Write out each line of the material below as a JSON list of strings, one string per line, skipping any blank lines.

-- Start of Entries --

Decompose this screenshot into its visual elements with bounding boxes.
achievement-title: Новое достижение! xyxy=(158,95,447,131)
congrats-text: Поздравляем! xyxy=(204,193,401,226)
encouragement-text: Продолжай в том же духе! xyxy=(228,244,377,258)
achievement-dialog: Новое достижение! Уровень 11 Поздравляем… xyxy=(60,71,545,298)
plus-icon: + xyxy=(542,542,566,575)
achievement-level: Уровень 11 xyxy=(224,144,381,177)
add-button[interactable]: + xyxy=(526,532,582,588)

-- End of Entries --

__Expected answer__
[
  "Decompose this screenshot into its visual elements with bounding boxes.",
  "achievement-title: Новое достижение! xyxy=(158,95,447,131)",
  "congrats-text: Поздравляем! xyxy=(204,193,401,226)",
  "encouragement-text: Продолжай в том же духе! xyxy=(228,244,377,258)",
  "achievement-dialog: Новое достижение! Уровень 11 Поздравляем… xyxy=(60,71,545,298)",
  "plus-icon: + xyxy=(542,542,566,575)",
  "achievement-level: Уровень 11 xyxy=(224,144,381,177)",
  "add-button[interactable]: + xyxy=(526,532,582,588)"
]